Mit kokushu (国主, koku - Land, Provinz shu - Herr) bezeichnet man den Verwaltungsvorstand einer japanischen Provinz, die Verwaltung heißt kokushi (国司, koku - Land, Provinz shi - Amt, Behörde). Die Familien der kokushu wurden vom tennō (Kaiser) selbst aus den Reihen der adeligen Hofbeamten kuge ausgewählt und als kaiserliche Gouverneure in die Länder geschickt. Ihre wichtigste Aufgabe war es, die kaiserlichen Interessen in den auswärtigen Provinzen wahrzunehmen.

Geschichte der kokushu

In der frühen Geschichte des nara jidai (710-794) und heian jidai (794-1192) waren die kokushu die unumstrittenen Kriegerfürsten der Provinzen (kuni) und standen diesen als Landesherrn im Auftrag des tennō übergeordnet vor. Sie sollten die Provinzen verwalten und Steuern eintreiben. Doch im kamakura jidai (1192-1333) veränderte sich Japan in eine Militärdiktatur. Der amtierende shōgun entsendete eigene Gefolgsleute (shugo - Militärverwalter und jitō - Zivilverwalter) in die Provinzen, die den Einfluss der kokushu brechen und die Steuereinnahmen dem bakufu (Militärzentrum) zuleiten sollten. Dadurch entstand ein erbitterter Machkampf zwischen den Anhängern der beiden Parteien (kuge und buke), der im sengoku jidai (1482-1568) in einem erbitterten Krieg der Landesfürsten (daimyō) gipfeln sollte. Erst im edo jidai (1603-1868) wurde das Land von Tokugawa Ieyasu befriedet.

Aufgabe —
Zitiere aus dem Text über die kokushu wörtlich alles von „Geschichte der kokushu“ bis hinunter zu „Tokugawa Ieyasu befriedet.“.

Datenteil —
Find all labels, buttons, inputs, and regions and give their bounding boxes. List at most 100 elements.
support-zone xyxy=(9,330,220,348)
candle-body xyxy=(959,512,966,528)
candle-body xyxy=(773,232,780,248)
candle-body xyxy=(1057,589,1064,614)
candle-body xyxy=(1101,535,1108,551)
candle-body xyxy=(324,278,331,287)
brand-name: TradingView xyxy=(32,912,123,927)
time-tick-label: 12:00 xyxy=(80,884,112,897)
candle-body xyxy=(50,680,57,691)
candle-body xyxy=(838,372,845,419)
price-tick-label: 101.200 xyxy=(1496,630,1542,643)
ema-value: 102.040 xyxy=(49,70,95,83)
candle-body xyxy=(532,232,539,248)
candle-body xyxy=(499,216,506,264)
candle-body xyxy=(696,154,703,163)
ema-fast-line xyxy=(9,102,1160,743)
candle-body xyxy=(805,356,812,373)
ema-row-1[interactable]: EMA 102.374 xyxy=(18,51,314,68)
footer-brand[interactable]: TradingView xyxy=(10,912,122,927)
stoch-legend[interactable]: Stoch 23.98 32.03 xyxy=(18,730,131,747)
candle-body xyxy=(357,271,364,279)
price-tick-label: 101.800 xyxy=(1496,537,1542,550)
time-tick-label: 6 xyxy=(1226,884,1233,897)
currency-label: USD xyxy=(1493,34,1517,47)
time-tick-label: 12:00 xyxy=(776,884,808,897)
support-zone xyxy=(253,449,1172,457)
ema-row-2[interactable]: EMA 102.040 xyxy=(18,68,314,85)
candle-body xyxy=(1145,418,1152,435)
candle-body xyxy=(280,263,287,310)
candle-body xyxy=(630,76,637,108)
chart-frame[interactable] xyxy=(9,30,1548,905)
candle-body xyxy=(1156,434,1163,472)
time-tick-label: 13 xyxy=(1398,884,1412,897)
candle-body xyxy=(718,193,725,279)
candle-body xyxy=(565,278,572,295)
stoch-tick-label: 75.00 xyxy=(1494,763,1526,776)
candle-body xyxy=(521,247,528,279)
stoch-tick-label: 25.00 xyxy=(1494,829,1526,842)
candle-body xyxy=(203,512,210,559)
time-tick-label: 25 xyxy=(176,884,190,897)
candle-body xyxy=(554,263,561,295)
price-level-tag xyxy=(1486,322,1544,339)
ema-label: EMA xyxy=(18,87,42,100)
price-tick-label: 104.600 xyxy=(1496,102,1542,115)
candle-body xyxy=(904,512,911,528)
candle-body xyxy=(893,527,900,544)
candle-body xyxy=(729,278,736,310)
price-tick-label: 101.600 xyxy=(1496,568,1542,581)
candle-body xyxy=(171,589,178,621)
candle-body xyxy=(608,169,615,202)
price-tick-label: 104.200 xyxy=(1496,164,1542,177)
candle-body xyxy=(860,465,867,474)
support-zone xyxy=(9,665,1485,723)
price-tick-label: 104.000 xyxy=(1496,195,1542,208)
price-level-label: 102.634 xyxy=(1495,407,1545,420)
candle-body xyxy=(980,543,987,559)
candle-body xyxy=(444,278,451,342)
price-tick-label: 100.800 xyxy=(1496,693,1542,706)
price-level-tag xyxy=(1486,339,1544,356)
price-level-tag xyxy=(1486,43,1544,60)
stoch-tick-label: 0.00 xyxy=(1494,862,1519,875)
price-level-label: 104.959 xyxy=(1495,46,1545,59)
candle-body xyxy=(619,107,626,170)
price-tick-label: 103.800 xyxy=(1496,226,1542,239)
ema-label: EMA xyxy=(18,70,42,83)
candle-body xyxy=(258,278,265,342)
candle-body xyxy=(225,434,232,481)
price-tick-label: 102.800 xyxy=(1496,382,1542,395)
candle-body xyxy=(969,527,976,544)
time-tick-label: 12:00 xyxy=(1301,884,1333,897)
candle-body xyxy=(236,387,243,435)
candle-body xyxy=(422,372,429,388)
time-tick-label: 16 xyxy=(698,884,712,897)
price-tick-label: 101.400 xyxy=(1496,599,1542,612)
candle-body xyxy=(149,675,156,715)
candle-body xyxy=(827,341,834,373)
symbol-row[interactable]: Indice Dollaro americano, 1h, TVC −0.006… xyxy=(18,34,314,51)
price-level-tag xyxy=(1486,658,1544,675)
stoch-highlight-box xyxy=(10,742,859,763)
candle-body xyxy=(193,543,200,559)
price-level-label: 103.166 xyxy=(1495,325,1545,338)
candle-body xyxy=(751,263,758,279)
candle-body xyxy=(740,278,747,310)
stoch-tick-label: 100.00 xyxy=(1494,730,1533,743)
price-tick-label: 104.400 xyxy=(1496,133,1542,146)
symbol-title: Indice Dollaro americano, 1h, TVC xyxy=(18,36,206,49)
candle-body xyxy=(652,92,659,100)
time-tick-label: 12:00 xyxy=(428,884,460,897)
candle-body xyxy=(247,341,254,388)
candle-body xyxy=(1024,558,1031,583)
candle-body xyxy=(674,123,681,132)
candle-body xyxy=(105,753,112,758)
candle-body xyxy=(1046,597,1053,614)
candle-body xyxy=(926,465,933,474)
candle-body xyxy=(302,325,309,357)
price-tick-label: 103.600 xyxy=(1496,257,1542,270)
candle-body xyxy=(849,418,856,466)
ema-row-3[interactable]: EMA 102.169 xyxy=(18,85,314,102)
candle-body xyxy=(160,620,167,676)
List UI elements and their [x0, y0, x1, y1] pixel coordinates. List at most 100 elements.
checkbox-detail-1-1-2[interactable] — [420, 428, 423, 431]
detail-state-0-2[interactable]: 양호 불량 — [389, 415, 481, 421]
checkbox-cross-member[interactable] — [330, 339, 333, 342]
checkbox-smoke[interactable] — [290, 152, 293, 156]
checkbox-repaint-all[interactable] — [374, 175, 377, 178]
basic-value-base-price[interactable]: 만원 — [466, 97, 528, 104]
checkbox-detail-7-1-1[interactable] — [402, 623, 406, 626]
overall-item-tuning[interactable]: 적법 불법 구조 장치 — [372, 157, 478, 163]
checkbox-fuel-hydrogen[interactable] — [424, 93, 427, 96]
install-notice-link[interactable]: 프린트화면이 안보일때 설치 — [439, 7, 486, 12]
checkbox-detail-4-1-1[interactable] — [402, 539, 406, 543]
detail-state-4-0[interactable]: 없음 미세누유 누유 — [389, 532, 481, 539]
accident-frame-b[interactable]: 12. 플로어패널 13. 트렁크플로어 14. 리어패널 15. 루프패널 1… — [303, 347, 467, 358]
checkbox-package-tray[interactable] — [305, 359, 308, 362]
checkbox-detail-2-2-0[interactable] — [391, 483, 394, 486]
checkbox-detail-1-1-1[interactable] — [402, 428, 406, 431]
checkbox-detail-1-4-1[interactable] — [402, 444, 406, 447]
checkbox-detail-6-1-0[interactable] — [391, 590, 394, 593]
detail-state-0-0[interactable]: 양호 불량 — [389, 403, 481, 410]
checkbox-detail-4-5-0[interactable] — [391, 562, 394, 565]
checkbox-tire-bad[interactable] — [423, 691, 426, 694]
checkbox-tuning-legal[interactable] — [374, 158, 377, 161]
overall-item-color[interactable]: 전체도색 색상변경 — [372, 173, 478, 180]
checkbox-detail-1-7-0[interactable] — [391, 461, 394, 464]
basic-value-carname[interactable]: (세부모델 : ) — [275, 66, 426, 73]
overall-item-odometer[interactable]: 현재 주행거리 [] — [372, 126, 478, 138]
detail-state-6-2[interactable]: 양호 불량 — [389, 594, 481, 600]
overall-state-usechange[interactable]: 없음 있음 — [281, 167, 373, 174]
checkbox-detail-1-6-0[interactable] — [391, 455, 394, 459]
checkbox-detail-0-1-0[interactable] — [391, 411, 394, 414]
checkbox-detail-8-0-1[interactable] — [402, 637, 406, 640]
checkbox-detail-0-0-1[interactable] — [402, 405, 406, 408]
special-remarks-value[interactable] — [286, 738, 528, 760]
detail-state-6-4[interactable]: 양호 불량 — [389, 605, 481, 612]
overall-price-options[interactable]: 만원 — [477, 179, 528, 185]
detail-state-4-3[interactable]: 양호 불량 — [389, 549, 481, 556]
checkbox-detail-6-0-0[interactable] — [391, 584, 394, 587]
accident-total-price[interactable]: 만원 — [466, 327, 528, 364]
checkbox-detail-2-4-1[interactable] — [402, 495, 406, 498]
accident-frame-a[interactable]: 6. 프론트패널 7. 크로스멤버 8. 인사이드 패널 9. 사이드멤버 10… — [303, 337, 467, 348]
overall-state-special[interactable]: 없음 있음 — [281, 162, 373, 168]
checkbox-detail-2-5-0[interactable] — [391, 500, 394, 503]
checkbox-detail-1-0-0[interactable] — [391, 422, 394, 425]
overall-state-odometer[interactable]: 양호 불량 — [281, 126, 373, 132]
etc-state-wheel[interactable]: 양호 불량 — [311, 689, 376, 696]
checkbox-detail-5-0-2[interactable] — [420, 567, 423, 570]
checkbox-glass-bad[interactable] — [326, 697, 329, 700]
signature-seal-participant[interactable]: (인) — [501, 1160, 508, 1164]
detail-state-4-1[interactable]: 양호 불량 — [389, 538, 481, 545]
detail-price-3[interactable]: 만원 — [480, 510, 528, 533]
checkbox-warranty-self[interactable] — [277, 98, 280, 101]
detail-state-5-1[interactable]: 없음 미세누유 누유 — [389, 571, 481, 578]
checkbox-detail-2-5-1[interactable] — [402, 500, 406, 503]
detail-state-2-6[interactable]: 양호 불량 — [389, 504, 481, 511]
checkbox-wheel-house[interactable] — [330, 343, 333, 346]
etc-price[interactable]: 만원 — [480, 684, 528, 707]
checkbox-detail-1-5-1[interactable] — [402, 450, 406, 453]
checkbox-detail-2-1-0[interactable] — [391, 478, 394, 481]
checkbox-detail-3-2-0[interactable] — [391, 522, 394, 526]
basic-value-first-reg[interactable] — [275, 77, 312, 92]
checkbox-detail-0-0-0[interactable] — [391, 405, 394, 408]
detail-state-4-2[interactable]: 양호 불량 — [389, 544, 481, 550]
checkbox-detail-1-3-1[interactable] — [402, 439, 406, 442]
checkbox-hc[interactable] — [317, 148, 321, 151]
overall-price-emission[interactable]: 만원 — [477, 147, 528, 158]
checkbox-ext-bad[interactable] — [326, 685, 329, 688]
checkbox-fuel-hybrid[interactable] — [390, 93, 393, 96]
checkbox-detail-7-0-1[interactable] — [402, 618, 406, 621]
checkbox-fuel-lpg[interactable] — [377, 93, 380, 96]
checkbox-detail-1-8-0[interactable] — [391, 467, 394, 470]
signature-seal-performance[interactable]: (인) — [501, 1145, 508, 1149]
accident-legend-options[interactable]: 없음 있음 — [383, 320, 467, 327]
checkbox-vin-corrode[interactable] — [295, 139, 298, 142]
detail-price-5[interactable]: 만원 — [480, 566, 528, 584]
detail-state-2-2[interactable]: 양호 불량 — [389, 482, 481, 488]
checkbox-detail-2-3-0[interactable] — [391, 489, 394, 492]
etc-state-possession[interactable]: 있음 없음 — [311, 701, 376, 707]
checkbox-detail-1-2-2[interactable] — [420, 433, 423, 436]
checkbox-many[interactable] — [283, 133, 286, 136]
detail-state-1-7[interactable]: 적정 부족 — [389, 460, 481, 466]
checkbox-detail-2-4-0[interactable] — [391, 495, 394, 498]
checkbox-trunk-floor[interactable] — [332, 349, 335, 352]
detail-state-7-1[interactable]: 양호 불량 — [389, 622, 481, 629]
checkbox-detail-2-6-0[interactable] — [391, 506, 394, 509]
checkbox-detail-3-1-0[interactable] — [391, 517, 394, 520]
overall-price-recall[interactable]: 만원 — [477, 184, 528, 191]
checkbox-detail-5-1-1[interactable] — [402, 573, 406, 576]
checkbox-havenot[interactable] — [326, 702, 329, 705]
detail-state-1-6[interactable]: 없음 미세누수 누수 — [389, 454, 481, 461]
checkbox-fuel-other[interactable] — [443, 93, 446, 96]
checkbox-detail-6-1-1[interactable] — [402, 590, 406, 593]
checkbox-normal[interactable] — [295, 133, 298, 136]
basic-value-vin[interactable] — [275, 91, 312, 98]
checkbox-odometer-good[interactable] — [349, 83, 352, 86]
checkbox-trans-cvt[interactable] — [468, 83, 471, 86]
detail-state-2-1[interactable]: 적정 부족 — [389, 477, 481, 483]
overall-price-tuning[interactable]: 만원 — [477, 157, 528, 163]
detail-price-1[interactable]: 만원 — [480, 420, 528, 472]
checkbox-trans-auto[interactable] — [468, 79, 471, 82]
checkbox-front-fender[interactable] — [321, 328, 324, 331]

Antwort —
Geschichte der kokushu

In der frühen Geschichte des nara jidai (710-794) und heian jidai (794-1192) waren die kokushu die unumstrittenen Kriegerfürsten der Provinzen (kuni) und standen diesen als Landesherrn im Auftrag des tennō übergeordnet vor. Sie sollten die Provinzen verwalten und Steuern eintreiben. Doch im kamakura jidai (1192-1333) veränderte sich Japan in eine Militärdiktatur. Der amtierende shōgun entsendete eigene Gefolgsleute (shugo - Militärverwalter und jitō - Zivilverwalter) in die Provinzen, die den Einfluss der kokushu brechen und die Steuereinnahmen dem bakufu (Militärzentrum) zuleiten sollten. Dadurch entstand ein erbitterter Machkampf zwischen den Anhängern der beiden Parteien (kuge und buke), der im sengoku jidai (1482-1568) in einem erbitterten Krieg der Landesfürsten (daimyō) gipfeln sollte. Erst im edo jidai (1603-1868) wurde das Land von Tokugawa Ieyasu befriedet.